▶ [EXERCISE]
Extract all lines that hold "Removed" from the records below.

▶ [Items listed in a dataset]
## Begin

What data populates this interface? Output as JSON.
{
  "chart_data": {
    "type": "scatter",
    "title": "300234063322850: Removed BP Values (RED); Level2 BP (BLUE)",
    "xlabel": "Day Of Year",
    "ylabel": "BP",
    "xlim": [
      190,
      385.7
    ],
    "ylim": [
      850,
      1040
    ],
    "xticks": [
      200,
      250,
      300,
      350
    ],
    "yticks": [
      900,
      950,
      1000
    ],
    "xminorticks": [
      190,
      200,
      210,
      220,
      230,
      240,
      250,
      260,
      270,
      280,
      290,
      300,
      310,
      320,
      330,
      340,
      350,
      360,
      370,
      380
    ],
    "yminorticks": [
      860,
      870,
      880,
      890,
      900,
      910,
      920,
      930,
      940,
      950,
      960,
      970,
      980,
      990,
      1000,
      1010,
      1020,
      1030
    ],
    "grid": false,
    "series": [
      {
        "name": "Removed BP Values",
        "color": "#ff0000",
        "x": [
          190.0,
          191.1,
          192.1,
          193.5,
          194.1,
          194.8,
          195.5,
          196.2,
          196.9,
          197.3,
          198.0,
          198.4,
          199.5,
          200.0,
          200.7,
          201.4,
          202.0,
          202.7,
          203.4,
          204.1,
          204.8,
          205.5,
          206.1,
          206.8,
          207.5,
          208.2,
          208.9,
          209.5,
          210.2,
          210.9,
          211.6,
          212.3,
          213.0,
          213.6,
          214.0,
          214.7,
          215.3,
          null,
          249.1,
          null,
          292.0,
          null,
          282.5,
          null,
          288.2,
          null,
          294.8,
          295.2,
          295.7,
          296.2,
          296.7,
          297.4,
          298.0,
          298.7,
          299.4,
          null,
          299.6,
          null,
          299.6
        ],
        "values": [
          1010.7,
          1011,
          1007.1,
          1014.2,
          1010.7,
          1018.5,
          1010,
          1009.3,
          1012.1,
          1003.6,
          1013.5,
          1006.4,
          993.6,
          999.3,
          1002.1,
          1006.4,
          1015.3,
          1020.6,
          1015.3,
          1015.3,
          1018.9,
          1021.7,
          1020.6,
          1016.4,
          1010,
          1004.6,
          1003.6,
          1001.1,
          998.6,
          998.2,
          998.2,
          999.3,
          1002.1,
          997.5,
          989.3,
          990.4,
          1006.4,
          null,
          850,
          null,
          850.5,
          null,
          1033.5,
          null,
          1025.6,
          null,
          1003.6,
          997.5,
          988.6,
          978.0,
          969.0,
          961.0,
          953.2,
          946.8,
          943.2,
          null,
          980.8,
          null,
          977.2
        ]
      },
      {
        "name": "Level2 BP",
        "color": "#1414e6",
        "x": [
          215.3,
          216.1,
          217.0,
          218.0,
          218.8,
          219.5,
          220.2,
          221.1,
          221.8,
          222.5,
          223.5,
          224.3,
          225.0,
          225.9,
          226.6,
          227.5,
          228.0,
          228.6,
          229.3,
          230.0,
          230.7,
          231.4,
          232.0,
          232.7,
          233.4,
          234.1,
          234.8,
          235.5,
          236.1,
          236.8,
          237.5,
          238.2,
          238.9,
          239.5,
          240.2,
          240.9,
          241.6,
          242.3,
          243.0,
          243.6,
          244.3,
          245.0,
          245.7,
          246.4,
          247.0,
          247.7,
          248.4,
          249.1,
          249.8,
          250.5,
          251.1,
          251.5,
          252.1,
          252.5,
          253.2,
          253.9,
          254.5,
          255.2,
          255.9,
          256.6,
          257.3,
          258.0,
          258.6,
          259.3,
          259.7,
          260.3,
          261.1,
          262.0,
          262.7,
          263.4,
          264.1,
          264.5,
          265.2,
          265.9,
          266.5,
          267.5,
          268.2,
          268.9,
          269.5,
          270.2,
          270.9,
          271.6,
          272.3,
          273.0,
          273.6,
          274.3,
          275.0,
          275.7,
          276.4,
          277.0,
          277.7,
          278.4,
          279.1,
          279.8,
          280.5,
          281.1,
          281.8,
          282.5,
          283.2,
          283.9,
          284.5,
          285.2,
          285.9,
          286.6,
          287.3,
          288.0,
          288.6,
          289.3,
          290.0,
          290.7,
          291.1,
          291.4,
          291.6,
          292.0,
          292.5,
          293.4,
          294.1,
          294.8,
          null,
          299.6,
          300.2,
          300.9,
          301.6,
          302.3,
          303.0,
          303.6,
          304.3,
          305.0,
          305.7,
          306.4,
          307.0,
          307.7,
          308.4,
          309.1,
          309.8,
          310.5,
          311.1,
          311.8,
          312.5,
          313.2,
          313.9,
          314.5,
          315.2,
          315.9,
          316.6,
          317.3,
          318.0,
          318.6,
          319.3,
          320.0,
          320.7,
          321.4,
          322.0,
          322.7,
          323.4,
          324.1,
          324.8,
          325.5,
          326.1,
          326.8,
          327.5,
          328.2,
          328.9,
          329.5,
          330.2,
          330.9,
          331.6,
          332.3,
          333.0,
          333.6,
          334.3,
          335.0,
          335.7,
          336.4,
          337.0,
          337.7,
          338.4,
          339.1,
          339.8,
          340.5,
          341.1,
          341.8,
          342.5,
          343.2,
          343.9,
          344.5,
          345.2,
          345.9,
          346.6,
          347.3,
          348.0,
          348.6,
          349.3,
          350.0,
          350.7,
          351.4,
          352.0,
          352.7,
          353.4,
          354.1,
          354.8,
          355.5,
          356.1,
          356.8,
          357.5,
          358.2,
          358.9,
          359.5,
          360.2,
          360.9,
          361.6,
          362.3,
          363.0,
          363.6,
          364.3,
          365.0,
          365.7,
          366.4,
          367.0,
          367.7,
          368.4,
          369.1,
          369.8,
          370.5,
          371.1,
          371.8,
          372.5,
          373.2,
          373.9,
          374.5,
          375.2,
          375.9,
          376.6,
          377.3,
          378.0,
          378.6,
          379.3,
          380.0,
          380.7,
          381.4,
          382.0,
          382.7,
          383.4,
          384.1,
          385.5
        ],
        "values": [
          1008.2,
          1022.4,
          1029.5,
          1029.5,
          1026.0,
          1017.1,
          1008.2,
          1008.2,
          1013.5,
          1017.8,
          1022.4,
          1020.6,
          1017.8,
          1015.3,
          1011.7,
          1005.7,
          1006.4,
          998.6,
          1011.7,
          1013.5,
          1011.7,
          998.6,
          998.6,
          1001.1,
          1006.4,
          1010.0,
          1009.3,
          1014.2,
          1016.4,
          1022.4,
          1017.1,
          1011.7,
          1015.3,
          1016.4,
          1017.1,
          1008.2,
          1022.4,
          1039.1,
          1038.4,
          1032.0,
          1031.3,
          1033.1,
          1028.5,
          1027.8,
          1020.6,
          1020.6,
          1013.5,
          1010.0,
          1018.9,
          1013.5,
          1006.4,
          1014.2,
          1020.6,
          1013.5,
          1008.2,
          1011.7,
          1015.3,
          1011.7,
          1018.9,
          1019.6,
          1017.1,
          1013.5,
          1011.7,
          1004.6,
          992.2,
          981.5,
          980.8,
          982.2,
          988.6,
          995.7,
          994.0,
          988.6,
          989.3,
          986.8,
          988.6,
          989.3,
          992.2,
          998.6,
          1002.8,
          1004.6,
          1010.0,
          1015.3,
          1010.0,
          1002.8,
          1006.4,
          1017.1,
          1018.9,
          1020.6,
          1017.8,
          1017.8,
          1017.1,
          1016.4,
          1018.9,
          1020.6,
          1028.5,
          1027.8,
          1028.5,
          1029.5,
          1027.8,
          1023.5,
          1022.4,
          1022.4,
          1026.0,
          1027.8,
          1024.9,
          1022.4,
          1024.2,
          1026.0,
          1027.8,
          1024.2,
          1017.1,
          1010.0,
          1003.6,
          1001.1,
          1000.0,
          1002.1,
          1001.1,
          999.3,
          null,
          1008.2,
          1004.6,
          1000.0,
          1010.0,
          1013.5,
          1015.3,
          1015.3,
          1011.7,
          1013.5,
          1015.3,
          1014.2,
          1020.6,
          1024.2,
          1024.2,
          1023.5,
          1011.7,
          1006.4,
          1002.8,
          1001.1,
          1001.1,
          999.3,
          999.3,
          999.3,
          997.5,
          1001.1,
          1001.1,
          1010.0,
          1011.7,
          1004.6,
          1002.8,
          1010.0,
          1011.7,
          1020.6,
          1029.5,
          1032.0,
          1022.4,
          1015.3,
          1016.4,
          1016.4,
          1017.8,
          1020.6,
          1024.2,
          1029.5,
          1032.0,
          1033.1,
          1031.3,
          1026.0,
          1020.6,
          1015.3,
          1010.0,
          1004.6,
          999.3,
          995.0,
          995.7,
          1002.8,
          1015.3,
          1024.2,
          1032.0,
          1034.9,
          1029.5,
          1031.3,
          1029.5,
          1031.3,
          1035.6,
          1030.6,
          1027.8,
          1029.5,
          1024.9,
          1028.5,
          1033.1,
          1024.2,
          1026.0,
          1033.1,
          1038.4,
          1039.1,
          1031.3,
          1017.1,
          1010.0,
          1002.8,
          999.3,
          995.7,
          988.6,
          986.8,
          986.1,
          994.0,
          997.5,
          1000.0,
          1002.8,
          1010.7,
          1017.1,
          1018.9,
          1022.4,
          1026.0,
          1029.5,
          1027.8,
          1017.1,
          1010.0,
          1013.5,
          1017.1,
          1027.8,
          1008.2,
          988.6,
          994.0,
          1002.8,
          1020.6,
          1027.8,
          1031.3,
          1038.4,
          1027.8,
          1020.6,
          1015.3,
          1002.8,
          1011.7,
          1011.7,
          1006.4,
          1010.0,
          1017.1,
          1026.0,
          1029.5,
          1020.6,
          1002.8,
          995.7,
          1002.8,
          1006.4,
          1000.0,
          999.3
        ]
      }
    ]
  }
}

## End

▶ [WORKED ANSWER]
    "title": "300234063322850: Removed BP Values (RED); Level2 BP (BLUE)",
        "name": "Removed BP Values",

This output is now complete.